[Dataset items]
▼▼▼
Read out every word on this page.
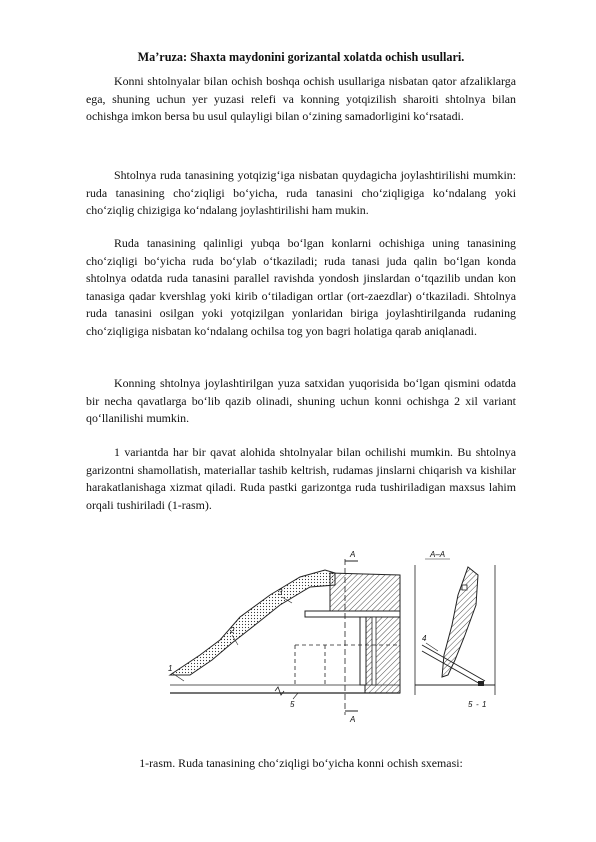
Ma’ruza: Shaxta maydonini gorizantal xolatda ochish usullari.

Konni shtolnyalar bilan ochish boshqa ochish usullariga nisbatan qator afzaliklarga ega, shuning uchun yer yuzasi relefi va konning yotqizilish sharoiti shtolnya bilan ochishga imkon bersa bu usul qulayligi bilan o‘zining samadorligini ko‘rsatadi.

Shtolnya ruda tanasining yotqizig‘iga nisbatan quydagicha joylashtirilishi mumkin: ruda tanasining cho‘ziqligi bo‘yicha, ruda tanasini cho‘ziqligiga ko‘ndalang yoki cho‘ziqlig chizigiga ko‘ndalang joylashtirilishi ham mukin.

Ruda tanasining qalinligi yubqa bo‘lgan konlarni ochishiga uning tanasining cho‘ziqligi bo‘yicha ruda bo‘ylab o‘tkaziladi; ruda tanasi juda qalin bo‘lgan konda shtolnya odatda ruda tanasini parallel ravishda yondosh jinslardan o‘tqazilib undan kon tanasiga qadar kvershlag yoki kirib o‘tiladigan ortlar (ort-zaezdlar) o‘tkaziladi. Shtolnya ruda tanasini osilgan yoki yotqizilgan yonlaridan biriga joylashtirilganda rudaning cho‘ziqligiga nisbatan ko‘ndalang ochilsa tog yon bagri holatiga qarab aniqlanadi.

Konning shtolnya joylashtirilgan yuza satxidan yuqorisida bo‘lgan qismini odatda bir necha qavatlarga bo‘lib qazib olinadi, shuning uchun konni ochishga 2 xil variant qo‘llanilishi mumkin.

1 variantda har bir qavat alohida shtolnyalar bilan ochilishi mumkin. Bu shtolnya garizontni shamollatish, materiallar tashib keltrish, rudamas jinslarni chiqarish va kishilar harakatlanishaga xizmat qiladi. Ruda pastki garizontga ruda tushiriladigan maxsus lahim orqali tushiriladi (1-rasm).

A
A
1
2
3
5
A–A
4
5 - 1
1-rasm. Ruda tanasining cho‘ziqligi bo‘yicha konni ochish sxemasi:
▲▲▲
■ YOUR OBJECTIVE
Copy the material exactly. Do not include the pictures.

■ EXERCISE ANSWER
Read out every word on this page.
Ma’ruza: Shaxta maydonini gorizantal xolatda ochish usullari.

Konni shtolnyalar bilan ochish boshqa ochish usullariga nisbatan qator afzaliklarga ega, shuning uchun yer yuzasi relefi va konning yotqizilish sharoiti shtolnya bilan ochishga imkon bersa bu usul qulayligi bilan o‘zining samadorligini ko‘rsatadi.

Shtolnya ruda tanasining yotqizig‘iga nisbatan quydagicha joylashtirilishi mumkin: ruda tanasining cho‘ziqligi bo‘yicha, ruda tanasini cho‘ziqligiga ko‘ndalang yoki cho‘ziqlig chizigiga ko‘ndalang joylashtirilishi ham mukin.

Ruda tanasining qalinligi yubqa bo‘lgan konlarni ochishiga uning tanasining cho‘ziqligi bo‘yicha ruda bo‘ylab o‘tkaziladi; ruda tanasi juda qalin bo‘lgan konda shtolnya odatda ruda tanasini parallel ravishda yondosh jinslardan o‘tqazilib undan kon tanasiga qadar kvershlag yoki kirib o‘tiladigan ortlar (ort-zaezdlar) o‘tkaziladi. Shtolnya ruda tanasini osilgan yoki yotqizilgan yonlaridan biriga joylashtirilganda rudaning cho‘ziqligiga nisbatan ko‘ndalang ochilsa tog yon bagri holatiga qarab aniqlanadi.

Konning shtolnya joylashtirilgan yuza satxidan yuqorisida bo‘lgan qismini odatda bir necha qavatlarga bo‘lib qazib olinadi, shuning uchun konni ochishga 2 xil variant qo‘llanilishi mumkin.

1 variantda har bir qavat alohida shtolnyalar bilan ochilishi mumkin. Bu shtolnya garizontni shamollatish, materiallar tashib keltrish, rudamas jinslarni chiqarish va kishilar harakatlanishaga xizmat qiladi. Ruda pastki garizontga ruda tushiriladigan maxsus lahim orqali tushiriladi (1-rasm).

A
A
1
2
3
5
A–A
4
5 - 1
1-rasm. Ruda tanasining cho‘ziqligi bo‘yicha konni ochish sxemasi:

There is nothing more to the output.